## Dataset:
-.-.-

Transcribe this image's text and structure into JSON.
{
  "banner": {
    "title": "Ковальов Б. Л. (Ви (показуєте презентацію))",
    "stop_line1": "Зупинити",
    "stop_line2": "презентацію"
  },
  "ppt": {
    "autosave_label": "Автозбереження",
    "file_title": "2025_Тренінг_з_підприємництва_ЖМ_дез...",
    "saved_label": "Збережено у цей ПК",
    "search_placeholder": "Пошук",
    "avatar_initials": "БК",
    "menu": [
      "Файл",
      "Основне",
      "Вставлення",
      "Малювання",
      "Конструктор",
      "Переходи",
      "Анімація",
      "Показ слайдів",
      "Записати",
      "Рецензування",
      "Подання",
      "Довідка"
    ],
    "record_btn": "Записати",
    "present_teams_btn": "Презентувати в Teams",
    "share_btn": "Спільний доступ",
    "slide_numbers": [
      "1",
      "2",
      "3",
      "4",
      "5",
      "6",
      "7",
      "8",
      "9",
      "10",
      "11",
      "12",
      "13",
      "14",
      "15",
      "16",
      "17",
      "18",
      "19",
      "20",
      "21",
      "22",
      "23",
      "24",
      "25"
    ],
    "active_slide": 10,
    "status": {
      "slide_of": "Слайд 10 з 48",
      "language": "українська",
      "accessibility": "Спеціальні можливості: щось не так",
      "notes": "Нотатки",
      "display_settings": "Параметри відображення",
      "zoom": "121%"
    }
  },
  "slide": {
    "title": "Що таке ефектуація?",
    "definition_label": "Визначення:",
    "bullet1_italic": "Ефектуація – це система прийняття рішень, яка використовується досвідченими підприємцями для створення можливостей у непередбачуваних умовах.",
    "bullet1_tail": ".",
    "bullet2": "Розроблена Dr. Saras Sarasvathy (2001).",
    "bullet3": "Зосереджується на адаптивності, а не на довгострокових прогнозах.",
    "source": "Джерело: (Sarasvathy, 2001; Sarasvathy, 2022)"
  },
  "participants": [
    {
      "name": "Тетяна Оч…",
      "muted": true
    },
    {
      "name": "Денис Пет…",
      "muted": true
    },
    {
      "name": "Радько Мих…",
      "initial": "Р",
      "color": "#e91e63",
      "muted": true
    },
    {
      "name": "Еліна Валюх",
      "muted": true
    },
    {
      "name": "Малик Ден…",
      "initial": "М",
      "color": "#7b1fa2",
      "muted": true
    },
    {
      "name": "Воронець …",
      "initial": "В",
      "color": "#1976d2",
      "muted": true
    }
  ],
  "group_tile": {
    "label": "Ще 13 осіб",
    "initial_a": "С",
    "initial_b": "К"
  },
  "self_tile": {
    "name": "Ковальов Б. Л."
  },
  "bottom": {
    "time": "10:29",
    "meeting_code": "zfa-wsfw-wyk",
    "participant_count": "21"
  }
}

-.-.-

## Objective:
Write down every line of the data exactly as it appears above.

## Result below:
Transcribe this image's text and structure into JSON.
{
  "banner": {
    "title": "Ковальов Б. Л. (Ви (показуєте презентацію))",
    "stop_line1": "Зупинити",
    "stop_line2": "презентацію"
  },
  "ppt": {
    "autosave_label": "Автозбереження",
    "file_title": "2025_Тренінг_з_підприємництва_ЖМ_дез...",
    "saved_label": "Збережено у цей ПК",
    "search_placeholder": "Пошук",
    "avatar_initials": "БК",
    "menu": [
      "Файл",
      "Основне",
      "Вставлення",
      "Малювання",
      "Конструктор",
      "Переходи",
      "Анімація",
      "Показ слайдів",
      "Записати",
      "Рецензування",
      "Подання",
      "Довідка"
    ],
    "record_btn": "Записати",
    "present_teams_btn": "Презентувати в Teams",
    "share_btn": "Спільний доступ",
    "slide_numbers": [
      "1",
      "2",
      "3",
      "4",
      "5",
      "6",
      "7",
      "8",
      "9",
      "10",
      "11",
      "12",
      "13",
      "14",
      "15",
      "16",
      "17",
      "18",
      "19",
      "20",
      "21",
      "22",
      "23",
      "24",
      "25"
    ],
    "active_slide": 10,
    "status": {
      "slide_of": "Слайд 10 з 48",
      "language": "українська",
      "accessibility": "Спеціальні можливості: щось не так",
      "notes": "Нотатки",
      "display_settings": "Параметри відображення",
      "zoom": "121%"
    }
  },
  "slide": {
    "title": "Що таке ефектуація?",
    "definition_label": "Визначення:",
    "bullet1_italic": "Ефектуація – це система прийняття рішень, яка використовується досвідченими підприємцями для створення можливостей у непередбачуваних умовах.",
    "bullet1_tail": ".",
    "bullet2": "Розроблена Dr. Saras Sarasvathy (2001).",
    "bullet3": "Зосереджується на адаптивності, а не на довгострокових прогнозах.",
    "source": "Джерело: (Sarasvathy, 2001; Sarasvathy, 2022)"
  },
  "participants": [
    {
      "name": "Тетяна Оч…",
      "muted": true
    },
    {
      "name": "Денис Пет…",
      "muted": true
    },
    {
      "name": "Радько Мих…",
      "initial": "Р",
      "color": "#e91e63",
      "muted": true
    },
    {
      "name": "Еліна Валюх",
      "muted": true
    },
    {
      "name": "Малик Ден…",
      "initial": "М",
      "color": "#7b1fa2",
      "muted": true
    },
    {
      "name": "Воронець …",
      "initial": "В",
      "color": "#1976d2",
      "muted": true
    }
  ],
  "group_tile": {
    "label": "Ще 13 осіб",
    "initial_a": "С",
    "initial_b": "К"
  },
  "self_tile": {
    "name": "Ковальов Б. Л."
  },
  "bottom": {
    "time": "10:29",
    "meeting_code": "zfa-wsfw-wyk",
    "participant_count": "21"
  }
}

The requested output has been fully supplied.